> _Directions for this task_
Each line that holds the word "portrait" is to be identified and copied.

BEGIN

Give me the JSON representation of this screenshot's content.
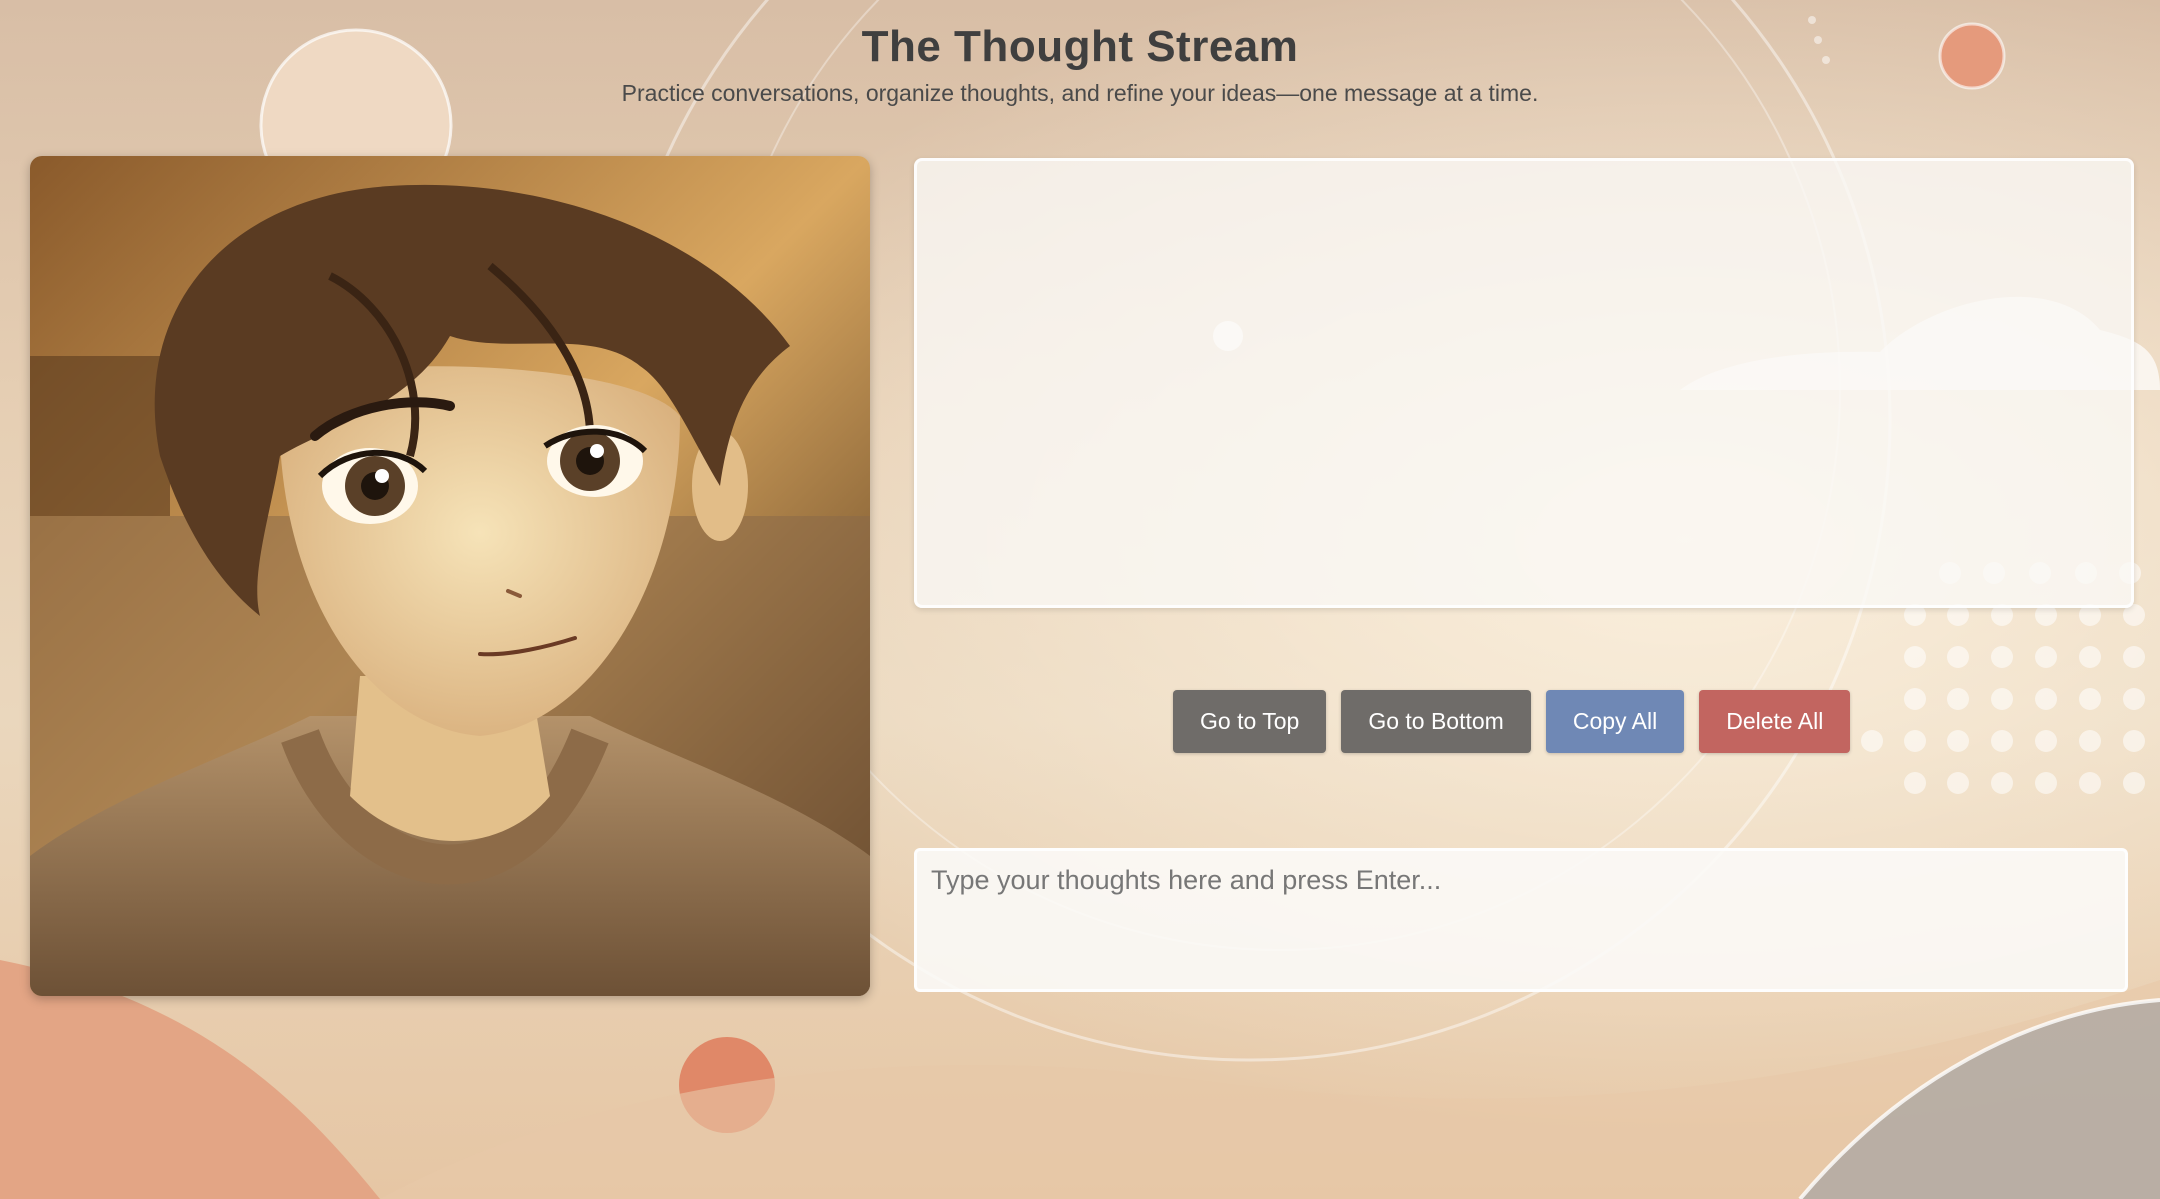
{
  "header": {
    "title": "The Thought Stream",
    "subtitle": "Practice conversations, organize thoughts, and refine your ideas—one message at a time."
  },
  "portrait": {
    "description_icon": "anime-boy-portrait"
  },
  "chat_log": {
    "messages": []
  },
  "controls": {
    "go_top_label": "Go to Top",
    "go_bottom_label": "Go to Bottom",
    "copy_all_label": "Copy All",
    "delete_all_label": "Delete All"
  },
  "input": {
    "placeholder": "Type your thoughts here and press Enter...",
    "value": ""
  },
  "colors": {
    "button_gray": "#6f6c69",
    "button_blue": "#6f88b5",
    "button_red": "#c26560",
    "title_text": "#3f3f3f"
  }
}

END

> _Problem solution_
  "portrait": {
    "description_icon": "anime-boy-portrait"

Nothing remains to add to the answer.